**Selected excerpt**:
[START]
Hi Ray, I did consider the Earthbox instructions about pre-wetting the potting medium, which is why I wet the mix for tests 2 and 3 to a similar level of moisture recommended when setting up a SWC. I don't think it's necessary for these little tests since I'm looking at the wicking at the bottom level. If you dip the corner of a dry paper towel in water, the water will wick up a couple of inches. What I saw with EG's simple cup and bowl demo was that the big hole wicked a lot faster than the little hole. The difference was visible to the naked eye in just 5 minutes. So far, I have been unable to replicate that simple result with wetted potting mix, and I notice that more saturated the mix becomes, the less difference there is between the cups. So I'm thinking I may need fairly dry mix in order to see and quantify any difference. I don't have any dry mix so right now I have a pan filled with potting mix in the oven....

I was re-reading Al's water movement post and thinking about your 'straw' analogy and how a small hole might meter water better than a large hole. I don't know if it means anything, but I checked how long it took for 8oz to empty out of a 1/8 inch hole. It was really fast (under 2 minutes)--far faster than a plant uses water. Now obviously, gravity and capillary action are different forces, but I can't help but wonder why, in a low pressure low volume situation it would throttle one way, but not so much the other...

Donna, that was a great post. I looked it up again and noticed that most of the veggies that did well had lower moisture readings. I can't help but wonder if the plants were healthy because of less moisture, or there was less moisture because they were healthy. I also noticed you mentioned using 2 cool whip tubs for some containers. Were those a little larger than the other wicking containers, and if so was there any correlation between wetness and the larger wicking baskets?
[END]
**Provided data**:
[START]
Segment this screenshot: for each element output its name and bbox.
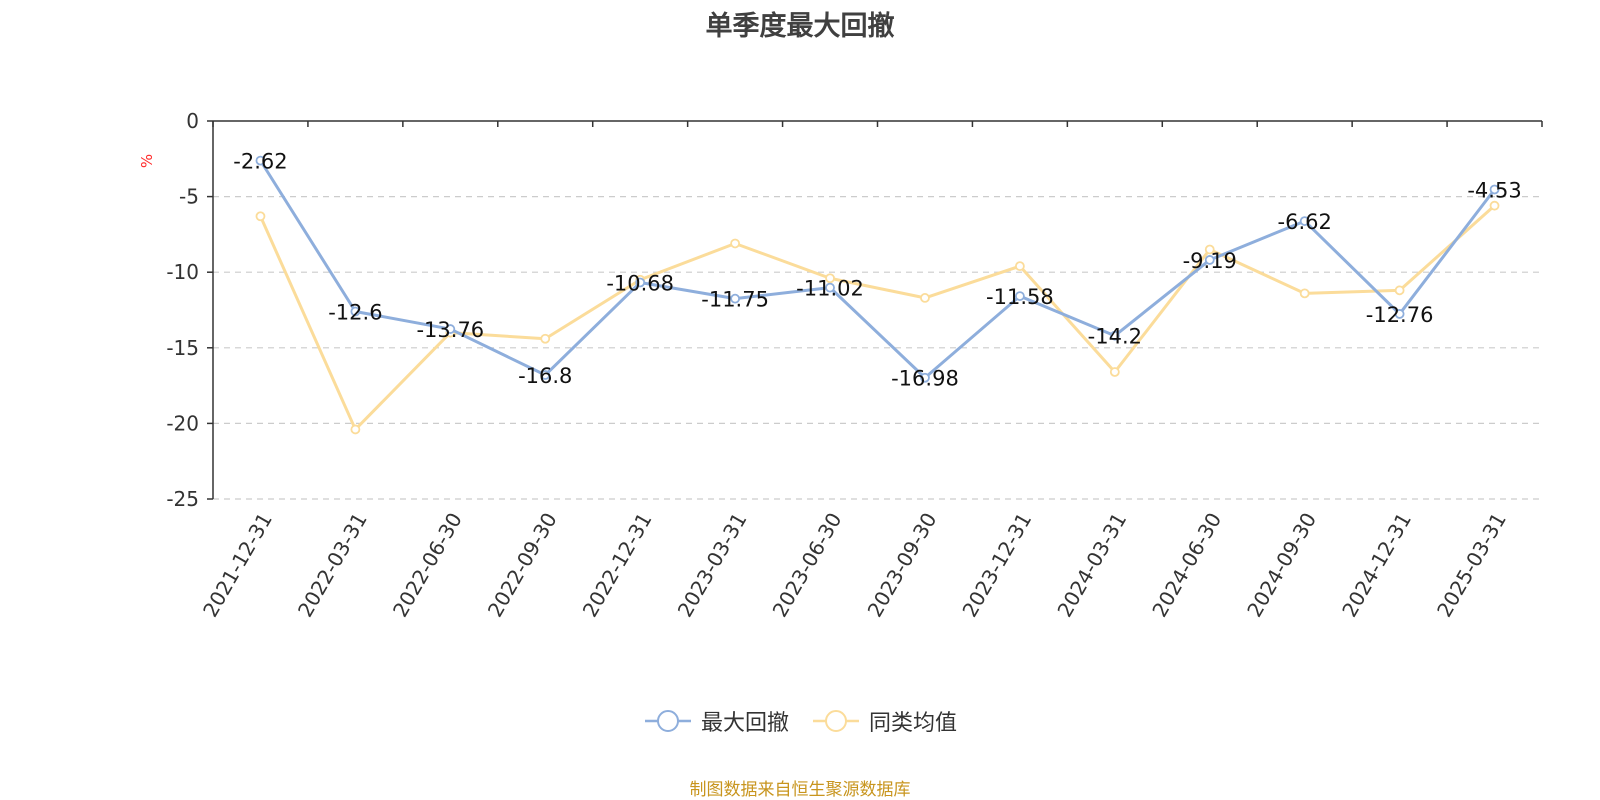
data-label: -12.6 xyxy=(328,301,382,325)
grid-lines xyxy=(213,196,1542,500)
data-point[interactable] xyxy=(920,293,930,303)
y-tick-label: -5 xyxy=(179,185,199,209)
series-line xyxy=(259,159,1496,380)
data-point[interactable] xyxy=(1204,255,1215,265)
data-point[interactable] xyxy=(1299,288,1310,299)
x-tick-label: 2022-12-31 xyxy=(578,509,657,622)
x-tick-label: 2022-06-30 xyxy=(388,508,467,621)
x-tick-label: 2024-12-31 xyxy=(1337,509,1416,622)
data-label: -13.76 xyxy=(416,318,484,342)
data-label: -16.98 xyxy=(891,367,959,391)
x-tick-label: 2023-12-31 xyxy=(957,508,1036,621)
y-tick-label: 0 xyxy=(186,109,199,133)
x-tick-label: 2023-06-30 xyxy=(768,509,847,622)
data-point[interactable] xyxy=(825,273,835,284)
data-label: -9.19 xyxy=(1183,249,1237,273)
data-point[interactable] xyxy=(825,282,835,293)
data-label: -11.58 xyxy=(986,285,1054,309)
data-point[interactable] xyxy=(540,333,551,344)
data-point[interactable] xyxy=(730,238,741,249)
x-tick-label: 2023-09-30 xyxy=(863,509,942,622)
data-point[interactable] xyxy=(1394,309,1405,319)
data-point[interactable] xyxy=(1394,285,1405,296)
data-label: -10.68 xyxy=(606,271,674,295)
data-point[interactable] xyxy=(350,424,361,435)
data-label: -12.76 xyxy=(1366,303,1434,327)
data-point[interactable] xyxy=(1014,261,1025,272)
data-point[interactable] xyxy=(540,370,551,380)
data-label: -4.53 xyxy=(1467,178,1521,202)
x-tick-label: 2022-09-30 xyxy=(483,509,562,622)
data-point[interactable] xyxy=(1489,184,1500,195)
x-tick-label: 2024-03-31 xyxy=(1052,509,1131,622)
data-point[interactable] xyxy=(1109,367,1120,377)
x-tick-label: 2024-06-30 xyxy=(1147,509,1226,622)
series-lines xyxy=(255,155,1500,435)
legend-label: 最大回撤 xyxy=(700,711,789,736)
chart-title: 单季度最大回撤 xyxy=(705,11,895,42)
data-label: -2.62 xyxy=(233,150,287,174)
x-tick-label: 2021-12-31 xyxy=(198,509,277,622)
data-point[interactable] xyxy=(255,211,266,222)
y-tick-label: -20 xyxy=(166,411,199,435)
data-point[interactable] xyxy=(255,155,266,166)
x-tick-label: 2023-03-31 xyxy=(673,509,752,622)
data-point[interactable] xyxy=(920,372,930,383)
legend-item[interactable]: 同类均值 xyxy=(811,705,957,737)
y-axis-unit-label: % xyxy=(138,154,156,168)
data-label: -11.02 xyxy=(796,277,864,301)
data-point[interactable] xyxy=(730,293,741,304)
data-label: -16.8 xyxy=(518,364,572,388)
x-tick-label: 2025-03-31 xyxy=(1432,509,1511,622)
series-line xyxy=(259,204,1496,431)
data-point[interactable] xyxy=(445,324,456,334)
data-label: -6.62 xyxy=(1278,210,1332,234)
data-point[interactable] xyxy=(1299,216,1310,226)
y-tick-label: -10 xyxy=(166,260,199,284)
legend: 最大回撤 同类均值 xyxy=(0,705,1600,737)
data-label: -11.75 xyxy=(701,288,769,312)
source-note: 制图数据来自恒生聚源数据库 xyxy=(689,780,911,800)
data-labels: -2.62 -12.6 -13.76 -16.8 -10.68 -11.75 -11.02 -… xyxy=(233,150,1521,391)
data-point[interactable] xyxy=(1014,291,1025,301)
data-point[interactable] xyxy=(1489,200,1500,211)
data-point[interactable] xyxy=(635,277,646,288)
data-label: -14.2 xyxy=(1088,325,1142,349)
y-tick-label: -15 xyxy=(166,336,199,360)
data-point[interactable] xyxy=(350,306,361,317)
x-tick-label: 2022-03-31 xyxy=(293,509,372,622)
legend-label: 同类均值 xyxy=(869,711,958,736)
legend-marker-icon xyxy=(644,710,691,732)
data-point[interactable] xyxy=(1204,244,1215,255)
data-point[interactable] xyxy=(1109,330,1120,341)
legend-marker-icon xyxy=(813,710,859,732)
x-tick-label: 2024-09-30 xyxy=(1242,509,1321,622)
legend-item[interactable]: 最大回撤 xyxy=(643,705,789,737)
y-tick-label: -25 xyxy=(166,487,199,511)
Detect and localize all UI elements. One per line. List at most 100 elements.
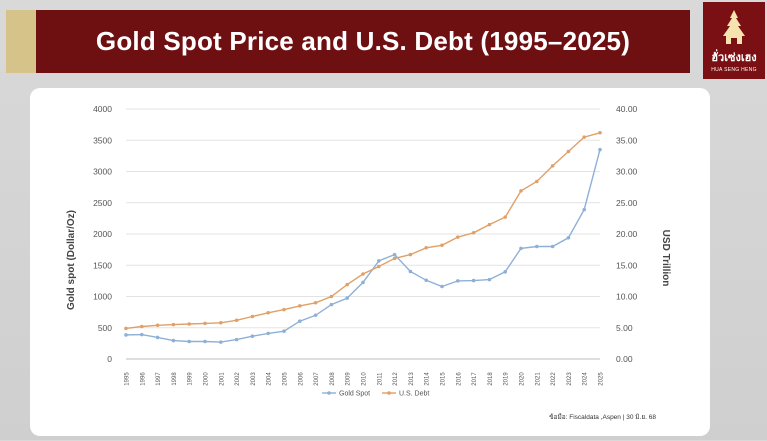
y-tick-label: 3000 bbox=[93, 167, 112, 177]
y-tick-label: 500 bbox=[98, 323, 112, 333]
gold-spot-point bbox=[519, 246, 523, 251]
x-tick-label: 2018 bbox=[488, 372, 494, 386]
us-debt-point bbox=[234, 318, 239, 323]
x-tick-label: 2005 bbox=[283, 372, 289, 386]
gold-spot-point bbox=[424, 278, 429, 283]
us-debt-line bbox=[125, 132, 601, 330]
y2-tick-label: 25.00 bbox=[616, 198, 638, 208]
y-axis-right-ticks: 0.00 5.00 10.00 15.00 20.00 25.00 30.00 35.00 40… bbox=[616, 104, 638, 364]
gold-spot-point bbox=[219, 340, 223, 344]
gold-spot-point bbox=[377, 259, 381, 263]
us-debt-point bbox=[550, 164, 555, 168]
x-tick-label: 2007 bbox=[314, 372, 320, 386]
us-debt-point bbox=[187, 322, 191, 326]
y2-tick-label: 35.00 bbox=[616, 135, 638, 145]
us-debt-point bbox=[471, 230, 476, 235]
us-debt-point bbox=[171, 322, 176, 327]
gold-spot-point bbox=[471, 278, 476, 283]
brand-logo: ฮั่วเซ่งเฮง HUA SENG HENG bbox=[703, 2, 765, 79]
y-tick-label: 1000 bbox=[93, 292, 112, 302]
logo-name: ฮั่วเซ่งเฮง bbox=[711, 52, 757, 64]
x-tick-label: 1996 bbox=[140, 372, 146, 386]
gold-spot-point bbox=[566, 235, 571, 240]
gold-spot-point bbox=[203, 339, 207, 344]
legend-label: U.S. Debt bbox=[399, 391, 429, 398]
us-debt-point bbox=[282, 307, 286, 312]
x-tick-label: 1997 bbox=[156, 372, 162, 386]
us-debt-point bbox=[440, 243, 444, 248]
y2-tick-label: 0.00 bbox=[616, 354, 633, 364]
gold-spot-point bbox=[503, 270, 508, 274]
x-tick-label: 2023 bbox=[567, 372, 573, 386]
y2-tick-label: 30.00 bbox=[616, 167, 638, 177]
x-tick-label: 2015 bbox=[441, 372, 447, 386]
source-note: ข้อมือ: Fiscaldata ,Aspen | 30 มิ.ย. 68 bbox=[549, 413, 656, 421]
us-debt-point bbox=[487, 222, 492, 227]
us-debt-point bbox=[582, 135, 586, 139]
x-axis-ticks: 1995 1996 1997 1998 1999 2000 2001 2002 2003 2004… bbox=[125, 372, 605, 386]
x-tick-label: 2006 bbox=[298, 372, 304, 386]
x-tick-label: 2019 bbox=[504, 372, 510, 386]
x-tick-label: 2002 bbox=[235, 372, 241, 386]
us-debt-point bbox=[535, 179, 539, 184]
us-debt-point bbox=[503, 215, 508, 219]
us-debt-point bbox=[408, 252, 413, 257]
y2-tick-label: 10.00 bbox=[616, 292, 638, 302]
gold-spot-point bbox=[535, 244, 539, 249]
us-debt-point bbox=[219, 320, 223, 325]
gold-spot-point bbox=[124, 333, 128, 337]
legend-swatch-marker bbox=[327, 391, 331, 395]
y2-tick-label: 40.00 bbox=[616, 104, 638, 114]
us-debt-point bbox=[361, 272, 365, 276]
x-tick-label: 1999 bbox=[188, 372, 194, 386]
gold-spot-point bbox=[345, 296, 350, 300]
y-tick-label: 2000 bbox=[93, 229, 112, 239]
gold-spot-point bbox=[440, 284, 444, 289]
gold-spot-point bbox=[187, 339, 191, 344]
x-tick-label: 2011 bbox=[377, 372, 383, 386]
us-debt-point bbox=[456, 235, 460, 239]
x-tick-label: 2003 bbox=[251, 372, 257, 386]
us-debt-point bbox=[155, 323, 160, 328]
x-tick-label: 2013 bbox=[409, 372, 415, 386]
logo-subtitle: HUA SENG HENG bbox=[711, 67, 757, 73]
x-tick-label: 2024 bbox=[583, 372, 589, 386]
gold-spot-point bbox=[598, 147, 602, 152]
x-tick-label: 1998 bbox=[172, 372, 178, 386]
us-debt-point bbox=[329, 294, 334, 299]
x-tick-label: 2004 bbox=[267, 372, 273, 386]
us-debt-point bbox=[566, 149, 571, 154]
x-tick-label: 2014 bbox=[425, 372, 431, 386]
x-tick-label: 2017 bbox=[472, 372, 478, 386]
x-tick-label: 2001 bbox=[219, 372, 225, 386]
us-debt-point bbox=[140, 324, 144, 329]
x-tick-label: 2008 bbox=[330, 372, 336, 386]
gold-spot-point bbox=[361, 280, 365, 285]
y2-tick-label: 15.00 bbox=[616, 260, 638, 270]
us-debt-point bbox=[250, 314, 255, 319]
chart-legend: Gold Spot U.S. Debt bbox=[322, 391, 429, 398]
us-debt-point bbox=[203, 321, 207, 326]
y2-tick-label: 20.00 bbox=[616, 229, 638, 239]
y2-axis-label: USD Trillion bbox=[660, 230, 671, 287]
us-debt-point bbox=[345, 282, 350, 287]
us-debt-point bbox=[266, 310, 270, 315]
gold-spot-point bbox=[171, 338, 176, 343]
title-bar: Gold Spot Price and U.S. Debt (1995–2025… bbox=[6, 10, 690, 73]
us-debt-point bbox=[519, 189, 523, 193]
us-debt-point bbox=[298, 304, 302, 308]
y-tick-label: 1500 bbox=[93, 260, 112, 270]
gold-spot-point bbox=[140, 332, 144, 337]
y2-tick-label: 5.00 bbox=[616, 323, 633, 333]
x-tick-label: 2020 bbox=[520, 372, 526, 386]
y-tick-label: 0 bbox=[107, 354, 112, 364]
gold-spot-point bbox=[313, 313, 318, 318]
y-axis-left-ticks: 0 500 1000 1500 2000 2500 3000 3500 4000 bbox=[93, 104, 112, 364]
gold-spot-point bbox=[234, 337, 239, 342]
gold-spot-point bbox=[155, 335, 160, 340]
legend-swatch-marker bbox=[387, 391, 391, 395]
legend-label: Gold Spot bbox=[339, 391, 370, 398]
gold-spot-point bbox=[408, 269, 413, 274]
us-debt-point bbox=[124, 326, 128, 331]
gold-spot-point bbox=[550, 244, 555, 249]
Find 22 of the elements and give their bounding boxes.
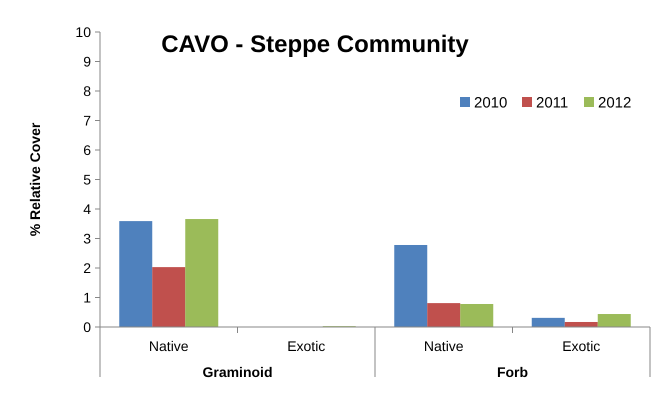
y-tick-label: 8 xyxy=(83,82,92,99)
y-tick-label: 2 xyxy=(83,260,92,276)
y-tick-label: 5 xyxy=(83,171,92,188)
y-axis-title: % Relative Cover xyxy=(27,122,43,236)
text: Graminoid xyxy=(202,364,273,380)
y-tick-label: 3 xyxy=(83,230,92,246)
y-tick-label: 6 xyxy=(83,142,92,158)
legend-label: 2011 xyxy=(536,94,568,112)
text: Forb xyxy=(496,364,528,380)
x-tick-label: Native xyxy=(424,338,464,354)
legend-label: 2010 xyxy=(474,94,508,112)
y-tick-label: 9 xyxy=(83,53,92,70)
y-tick-label: 4 xyxy=(83,200,92,217)
y-tick-label: 1 xyxy=(83,289,92,306)
chart-title: CAVO - Steppe Community xyxy=(161,31,470,58)
y-tick-label: 10 xyxy=(75,24,92,40)
x-tick-label: Native xyxy=(148,338,189,354)
y-tick-label: 0 xyxy=(83,318,92,335)
y-tick-label: 7 xyxy=(83,112,92,128)
x-tick-label: Exotic xyxy=(287,338,326,354)
legend-label: 2012 xyxy=(598,94,632,112)
x-tick-label: Exotic xyxy=(562,338,600,354)
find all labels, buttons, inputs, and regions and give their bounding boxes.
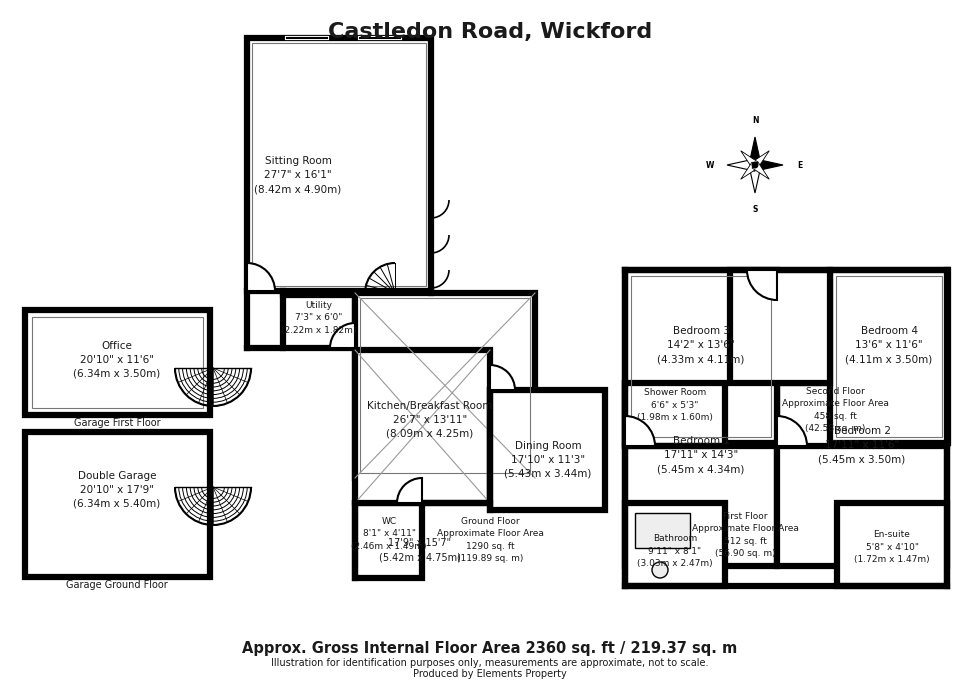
[END]
**Given task**: Why does the writer of the wicking-test thread have a pan of potting mix in the oven? Answer in one to three sentences. The entries come from a different source than the text.

**Task response**: The writer saw that the more saturated the mix became, the smaller the difference between the cups. Seeing and measuring any difference might therefore need fairly dry mix. The writer had none on hand, so they were drying some in the oven.